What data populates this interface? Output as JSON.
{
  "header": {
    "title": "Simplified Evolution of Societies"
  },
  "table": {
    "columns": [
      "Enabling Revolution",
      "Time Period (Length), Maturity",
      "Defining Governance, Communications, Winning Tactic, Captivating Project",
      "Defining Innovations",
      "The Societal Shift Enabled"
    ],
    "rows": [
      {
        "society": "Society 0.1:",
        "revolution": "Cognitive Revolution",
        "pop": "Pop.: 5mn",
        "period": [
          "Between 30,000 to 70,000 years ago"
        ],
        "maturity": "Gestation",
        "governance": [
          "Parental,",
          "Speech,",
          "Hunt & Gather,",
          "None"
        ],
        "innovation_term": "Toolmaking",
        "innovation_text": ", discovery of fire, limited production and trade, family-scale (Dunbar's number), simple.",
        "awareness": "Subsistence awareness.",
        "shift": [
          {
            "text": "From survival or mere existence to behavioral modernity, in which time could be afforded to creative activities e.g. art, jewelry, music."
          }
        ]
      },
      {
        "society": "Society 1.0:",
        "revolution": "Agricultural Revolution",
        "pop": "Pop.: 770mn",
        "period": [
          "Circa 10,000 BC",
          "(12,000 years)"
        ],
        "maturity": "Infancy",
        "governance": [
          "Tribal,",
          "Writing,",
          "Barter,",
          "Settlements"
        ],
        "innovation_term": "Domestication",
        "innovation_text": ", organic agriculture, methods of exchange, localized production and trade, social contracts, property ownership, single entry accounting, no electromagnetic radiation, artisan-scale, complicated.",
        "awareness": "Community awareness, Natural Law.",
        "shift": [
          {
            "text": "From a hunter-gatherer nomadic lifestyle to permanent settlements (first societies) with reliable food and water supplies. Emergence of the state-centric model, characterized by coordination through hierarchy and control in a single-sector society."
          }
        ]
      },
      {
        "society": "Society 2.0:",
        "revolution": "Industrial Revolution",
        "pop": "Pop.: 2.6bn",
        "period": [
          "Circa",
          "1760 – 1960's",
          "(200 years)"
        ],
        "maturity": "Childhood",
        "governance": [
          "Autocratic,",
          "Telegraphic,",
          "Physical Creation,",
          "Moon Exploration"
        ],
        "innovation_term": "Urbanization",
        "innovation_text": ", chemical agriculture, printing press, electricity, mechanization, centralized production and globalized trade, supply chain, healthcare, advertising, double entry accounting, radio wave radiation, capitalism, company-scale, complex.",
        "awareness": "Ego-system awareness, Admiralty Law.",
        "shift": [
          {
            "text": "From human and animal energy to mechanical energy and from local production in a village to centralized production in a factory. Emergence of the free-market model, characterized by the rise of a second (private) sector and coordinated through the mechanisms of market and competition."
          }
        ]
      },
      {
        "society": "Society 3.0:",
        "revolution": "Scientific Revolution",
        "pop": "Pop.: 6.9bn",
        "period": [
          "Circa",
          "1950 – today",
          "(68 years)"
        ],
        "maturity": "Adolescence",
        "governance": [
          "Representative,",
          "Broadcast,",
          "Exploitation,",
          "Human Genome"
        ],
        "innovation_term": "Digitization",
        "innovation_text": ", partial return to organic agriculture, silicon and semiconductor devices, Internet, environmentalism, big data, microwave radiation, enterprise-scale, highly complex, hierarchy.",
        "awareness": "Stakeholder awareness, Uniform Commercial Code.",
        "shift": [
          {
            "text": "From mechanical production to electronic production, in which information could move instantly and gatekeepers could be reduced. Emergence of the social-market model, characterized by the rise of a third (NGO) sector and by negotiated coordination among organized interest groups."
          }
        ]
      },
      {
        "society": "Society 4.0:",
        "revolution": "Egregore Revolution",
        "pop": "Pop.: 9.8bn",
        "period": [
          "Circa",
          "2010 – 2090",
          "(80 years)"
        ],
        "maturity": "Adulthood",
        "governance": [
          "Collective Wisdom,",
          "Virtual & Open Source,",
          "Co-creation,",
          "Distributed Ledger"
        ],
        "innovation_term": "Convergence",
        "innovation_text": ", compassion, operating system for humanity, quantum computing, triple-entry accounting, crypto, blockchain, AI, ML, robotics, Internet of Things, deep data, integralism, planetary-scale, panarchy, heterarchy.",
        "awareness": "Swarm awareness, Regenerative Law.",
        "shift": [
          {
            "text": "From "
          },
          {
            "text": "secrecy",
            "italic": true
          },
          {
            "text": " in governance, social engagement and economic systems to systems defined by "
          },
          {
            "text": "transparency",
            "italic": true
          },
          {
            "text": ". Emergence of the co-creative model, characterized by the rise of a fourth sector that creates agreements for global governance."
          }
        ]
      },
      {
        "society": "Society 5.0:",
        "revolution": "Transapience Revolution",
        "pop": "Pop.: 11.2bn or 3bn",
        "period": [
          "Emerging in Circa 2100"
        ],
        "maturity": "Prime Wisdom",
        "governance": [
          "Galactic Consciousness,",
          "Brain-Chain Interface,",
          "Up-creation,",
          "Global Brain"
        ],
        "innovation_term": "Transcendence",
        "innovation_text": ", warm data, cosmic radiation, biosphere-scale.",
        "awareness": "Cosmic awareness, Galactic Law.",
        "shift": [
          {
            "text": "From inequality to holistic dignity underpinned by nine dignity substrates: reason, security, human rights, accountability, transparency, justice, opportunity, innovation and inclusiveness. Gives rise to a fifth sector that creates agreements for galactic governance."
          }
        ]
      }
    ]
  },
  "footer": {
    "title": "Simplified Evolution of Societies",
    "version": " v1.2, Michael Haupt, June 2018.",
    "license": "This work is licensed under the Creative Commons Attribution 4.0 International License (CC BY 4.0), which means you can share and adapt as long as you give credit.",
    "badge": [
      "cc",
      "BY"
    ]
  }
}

* * *

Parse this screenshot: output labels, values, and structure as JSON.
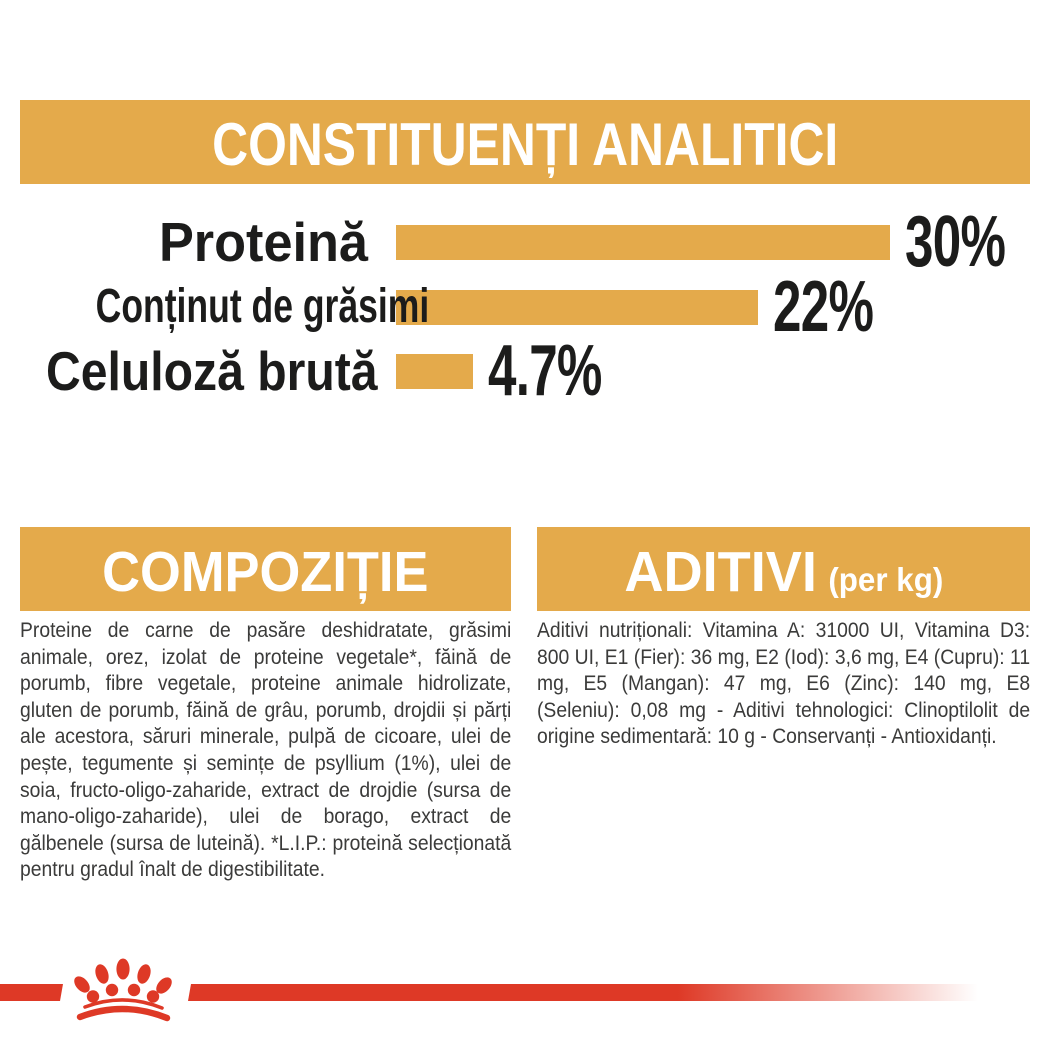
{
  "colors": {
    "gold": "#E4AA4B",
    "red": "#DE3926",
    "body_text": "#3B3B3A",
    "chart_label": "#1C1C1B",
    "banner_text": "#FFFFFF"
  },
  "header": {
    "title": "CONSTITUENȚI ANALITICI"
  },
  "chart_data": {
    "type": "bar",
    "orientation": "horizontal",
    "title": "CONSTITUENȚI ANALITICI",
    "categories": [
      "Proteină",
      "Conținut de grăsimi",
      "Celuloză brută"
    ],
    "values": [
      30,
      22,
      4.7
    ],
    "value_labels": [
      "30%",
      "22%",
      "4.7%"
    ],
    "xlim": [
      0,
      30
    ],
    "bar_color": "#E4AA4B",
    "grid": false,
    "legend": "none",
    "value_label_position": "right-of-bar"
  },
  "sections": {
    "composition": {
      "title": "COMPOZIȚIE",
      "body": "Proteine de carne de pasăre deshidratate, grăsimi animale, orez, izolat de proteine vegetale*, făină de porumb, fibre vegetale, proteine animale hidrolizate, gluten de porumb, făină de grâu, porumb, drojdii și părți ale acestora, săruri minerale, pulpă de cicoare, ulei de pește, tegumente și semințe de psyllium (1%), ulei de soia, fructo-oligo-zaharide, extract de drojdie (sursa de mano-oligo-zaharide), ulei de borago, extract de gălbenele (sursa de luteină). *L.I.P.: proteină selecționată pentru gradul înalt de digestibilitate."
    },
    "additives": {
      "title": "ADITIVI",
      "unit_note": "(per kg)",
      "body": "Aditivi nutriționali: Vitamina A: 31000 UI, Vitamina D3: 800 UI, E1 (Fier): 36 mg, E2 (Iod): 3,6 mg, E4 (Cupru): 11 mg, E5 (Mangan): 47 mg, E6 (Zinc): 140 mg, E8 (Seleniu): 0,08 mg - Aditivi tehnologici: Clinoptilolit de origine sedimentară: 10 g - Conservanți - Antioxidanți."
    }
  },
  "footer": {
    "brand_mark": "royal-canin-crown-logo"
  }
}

---

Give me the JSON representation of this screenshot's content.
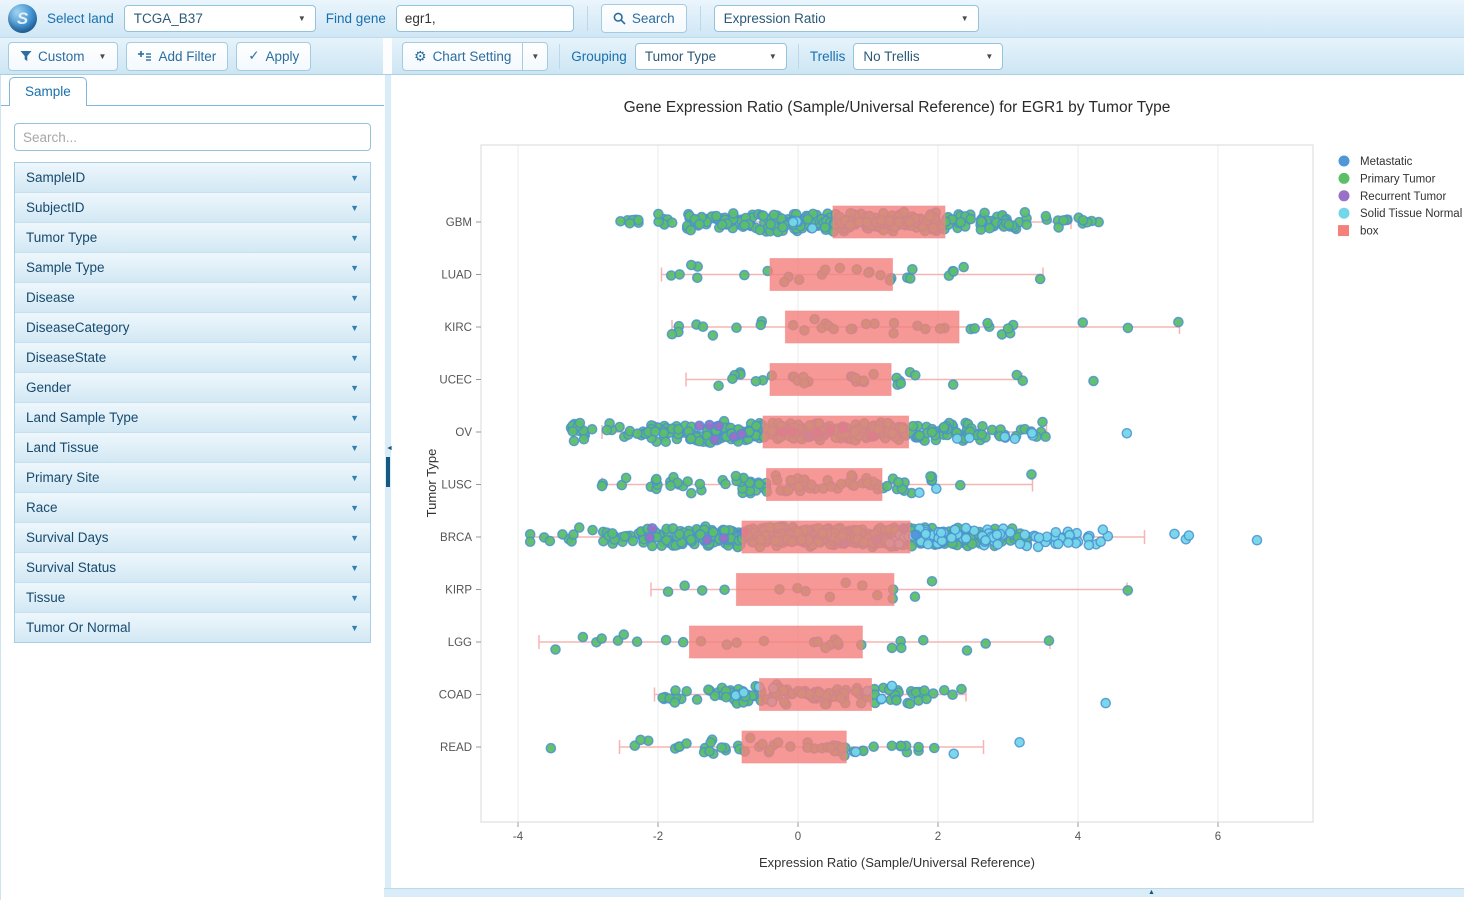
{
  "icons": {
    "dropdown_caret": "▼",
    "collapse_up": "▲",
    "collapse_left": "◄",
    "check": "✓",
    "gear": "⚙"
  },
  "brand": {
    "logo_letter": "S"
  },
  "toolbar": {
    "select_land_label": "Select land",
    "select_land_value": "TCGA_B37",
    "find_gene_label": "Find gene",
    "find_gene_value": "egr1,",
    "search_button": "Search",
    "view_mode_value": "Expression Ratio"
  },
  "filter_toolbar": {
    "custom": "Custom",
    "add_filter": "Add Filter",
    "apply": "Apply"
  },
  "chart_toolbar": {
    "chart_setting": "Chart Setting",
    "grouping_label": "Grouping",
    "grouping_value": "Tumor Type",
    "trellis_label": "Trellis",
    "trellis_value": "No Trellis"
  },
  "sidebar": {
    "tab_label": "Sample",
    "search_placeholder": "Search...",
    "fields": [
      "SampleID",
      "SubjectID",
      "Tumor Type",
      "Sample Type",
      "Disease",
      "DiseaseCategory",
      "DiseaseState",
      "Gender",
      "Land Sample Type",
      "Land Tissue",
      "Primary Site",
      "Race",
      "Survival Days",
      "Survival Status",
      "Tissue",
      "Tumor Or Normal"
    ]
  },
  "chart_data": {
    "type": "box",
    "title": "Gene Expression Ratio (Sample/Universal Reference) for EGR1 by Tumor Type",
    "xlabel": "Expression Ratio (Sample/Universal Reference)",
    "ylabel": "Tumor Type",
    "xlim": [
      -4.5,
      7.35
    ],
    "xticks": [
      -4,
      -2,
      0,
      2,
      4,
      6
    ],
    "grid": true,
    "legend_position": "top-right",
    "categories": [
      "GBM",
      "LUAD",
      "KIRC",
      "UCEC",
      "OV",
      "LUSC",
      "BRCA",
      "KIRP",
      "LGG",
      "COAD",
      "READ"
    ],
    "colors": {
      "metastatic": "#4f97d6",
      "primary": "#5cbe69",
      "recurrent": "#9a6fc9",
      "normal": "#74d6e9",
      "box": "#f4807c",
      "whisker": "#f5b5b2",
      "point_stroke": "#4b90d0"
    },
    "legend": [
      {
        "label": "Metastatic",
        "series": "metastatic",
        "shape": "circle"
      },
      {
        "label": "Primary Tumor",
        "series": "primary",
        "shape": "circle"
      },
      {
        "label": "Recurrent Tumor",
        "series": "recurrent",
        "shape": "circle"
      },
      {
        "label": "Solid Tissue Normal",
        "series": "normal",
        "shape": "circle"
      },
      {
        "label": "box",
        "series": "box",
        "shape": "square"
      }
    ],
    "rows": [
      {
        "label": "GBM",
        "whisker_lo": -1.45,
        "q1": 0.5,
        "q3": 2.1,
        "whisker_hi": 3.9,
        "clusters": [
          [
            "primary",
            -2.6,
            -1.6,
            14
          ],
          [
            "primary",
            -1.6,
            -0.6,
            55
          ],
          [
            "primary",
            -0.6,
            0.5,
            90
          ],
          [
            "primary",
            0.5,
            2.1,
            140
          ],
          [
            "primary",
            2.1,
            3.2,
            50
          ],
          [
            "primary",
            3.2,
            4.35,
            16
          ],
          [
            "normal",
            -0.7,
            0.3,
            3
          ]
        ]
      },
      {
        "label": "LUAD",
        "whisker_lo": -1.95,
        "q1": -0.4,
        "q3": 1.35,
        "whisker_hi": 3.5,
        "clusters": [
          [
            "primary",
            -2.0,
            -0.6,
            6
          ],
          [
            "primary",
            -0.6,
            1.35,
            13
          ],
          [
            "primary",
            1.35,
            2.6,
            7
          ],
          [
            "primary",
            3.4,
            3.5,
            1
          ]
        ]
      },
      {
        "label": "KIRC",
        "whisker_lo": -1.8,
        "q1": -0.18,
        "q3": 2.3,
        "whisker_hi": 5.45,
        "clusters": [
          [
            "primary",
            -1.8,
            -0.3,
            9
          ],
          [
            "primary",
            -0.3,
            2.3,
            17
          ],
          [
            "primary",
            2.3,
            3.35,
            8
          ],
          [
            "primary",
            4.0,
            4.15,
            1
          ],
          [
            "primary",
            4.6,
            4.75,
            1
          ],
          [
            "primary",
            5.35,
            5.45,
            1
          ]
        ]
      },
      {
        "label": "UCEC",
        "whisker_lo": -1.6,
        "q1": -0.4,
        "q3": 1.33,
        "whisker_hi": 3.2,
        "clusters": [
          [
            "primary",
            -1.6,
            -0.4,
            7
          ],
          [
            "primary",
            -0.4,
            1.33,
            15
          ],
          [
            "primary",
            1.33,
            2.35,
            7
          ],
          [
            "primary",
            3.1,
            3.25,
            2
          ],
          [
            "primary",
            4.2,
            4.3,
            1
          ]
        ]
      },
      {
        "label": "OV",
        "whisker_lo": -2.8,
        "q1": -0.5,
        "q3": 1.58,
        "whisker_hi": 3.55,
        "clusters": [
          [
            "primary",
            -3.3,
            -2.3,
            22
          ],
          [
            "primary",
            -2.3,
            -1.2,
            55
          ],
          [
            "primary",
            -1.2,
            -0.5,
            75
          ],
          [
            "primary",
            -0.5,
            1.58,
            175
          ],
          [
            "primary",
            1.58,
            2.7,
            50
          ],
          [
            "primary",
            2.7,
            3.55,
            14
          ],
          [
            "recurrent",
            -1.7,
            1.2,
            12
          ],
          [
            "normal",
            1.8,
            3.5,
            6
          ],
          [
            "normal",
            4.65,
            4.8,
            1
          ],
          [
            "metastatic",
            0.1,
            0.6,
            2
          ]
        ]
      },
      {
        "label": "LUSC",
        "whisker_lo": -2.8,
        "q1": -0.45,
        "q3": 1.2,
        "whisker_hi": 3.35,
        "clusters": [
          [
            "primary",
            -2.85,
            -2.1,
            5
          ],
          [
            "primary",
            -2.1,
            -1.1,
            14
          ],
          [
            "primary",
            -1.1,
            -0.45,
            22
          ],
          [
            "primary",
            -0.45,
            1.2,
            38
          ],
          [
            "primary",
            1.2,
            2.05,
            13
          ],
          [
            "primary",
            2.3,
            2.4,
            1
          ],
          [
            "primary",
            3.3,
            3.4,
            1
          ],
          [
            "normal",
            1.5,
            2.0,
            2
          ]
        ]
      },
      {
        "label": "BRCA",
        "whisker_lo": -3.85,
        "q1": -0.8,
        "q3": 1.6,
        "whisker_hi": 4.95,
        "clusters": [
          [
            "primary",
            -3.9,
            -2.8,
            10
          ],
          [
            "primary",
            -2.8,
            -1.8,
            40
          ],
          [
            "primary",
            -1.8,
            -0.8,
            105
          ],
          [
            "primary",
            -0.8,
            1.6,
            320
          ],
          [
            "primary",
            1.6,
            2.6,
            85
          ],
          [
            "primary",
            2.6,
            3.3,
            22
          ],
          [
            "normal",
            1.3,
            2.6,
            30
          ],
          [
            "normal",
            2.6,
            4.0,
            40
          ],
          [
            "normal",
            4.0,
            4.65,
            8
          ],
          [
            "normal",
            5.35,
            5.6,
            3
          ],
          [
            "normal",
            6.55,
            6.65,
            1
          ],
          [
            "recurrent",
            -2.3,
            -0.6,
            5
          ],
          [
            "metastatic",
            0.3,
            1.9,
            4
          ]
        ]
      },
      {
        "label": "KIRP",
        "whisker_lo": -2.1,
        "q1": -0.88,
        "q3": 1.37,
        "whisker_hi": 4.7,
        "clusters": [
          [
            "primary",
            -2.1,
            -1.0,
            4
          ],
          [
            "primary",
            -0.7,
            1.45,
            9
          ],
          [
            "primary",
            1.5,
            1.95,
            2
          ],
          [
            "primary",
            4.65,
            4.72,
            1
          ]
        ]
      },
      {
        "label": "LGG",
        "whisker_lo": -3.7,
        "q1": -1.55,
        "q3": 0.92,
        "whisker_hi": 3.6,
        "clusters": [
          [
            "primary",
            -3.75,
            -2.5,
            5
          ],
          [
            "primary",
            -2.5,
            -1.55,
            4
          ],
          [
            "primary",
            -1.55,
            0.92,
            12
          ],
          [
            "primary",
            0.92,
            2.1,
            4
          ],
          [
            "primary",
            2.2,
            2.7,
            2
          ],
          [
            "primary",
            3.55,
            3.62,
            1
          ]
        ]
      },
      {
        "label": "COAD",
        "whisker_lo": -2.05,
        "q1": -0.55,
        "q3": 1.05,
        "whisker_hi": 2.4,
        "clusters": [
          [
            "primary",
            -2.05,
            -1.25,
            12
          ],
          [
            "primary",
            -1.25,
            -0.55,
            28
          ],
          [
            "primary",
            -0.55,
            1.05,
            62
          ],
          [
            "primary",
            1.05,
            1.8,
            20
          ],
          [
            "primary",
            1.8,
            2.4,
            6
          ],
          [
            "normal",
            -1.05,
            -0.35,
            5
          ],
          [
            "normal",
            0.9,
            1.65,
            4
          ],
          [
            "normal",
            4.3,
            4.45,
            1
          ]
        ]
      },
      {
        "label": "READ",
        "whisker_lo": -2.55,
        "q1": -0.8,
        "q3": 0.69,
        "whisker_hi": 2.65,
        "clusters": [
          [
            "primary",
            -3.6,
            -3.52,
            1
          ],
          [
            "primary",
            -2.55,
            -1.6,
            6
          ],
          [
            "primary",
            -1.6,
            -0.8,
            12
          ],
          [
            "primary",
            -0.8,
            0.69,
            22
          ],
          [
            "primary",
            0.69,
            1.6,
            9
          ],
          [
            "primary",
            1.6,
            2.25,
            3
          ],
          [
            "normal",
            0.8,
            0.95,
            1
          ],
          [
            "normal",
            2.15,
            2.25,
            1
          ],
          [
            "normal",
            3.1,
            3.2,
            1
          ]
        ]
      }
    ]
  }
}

» **What is needed**
Scan the material above. Copy each line that holds the word "values".

» **Exercise solution**
Parse this screenshot: output labels, values, and structure as JSON.
    "values": [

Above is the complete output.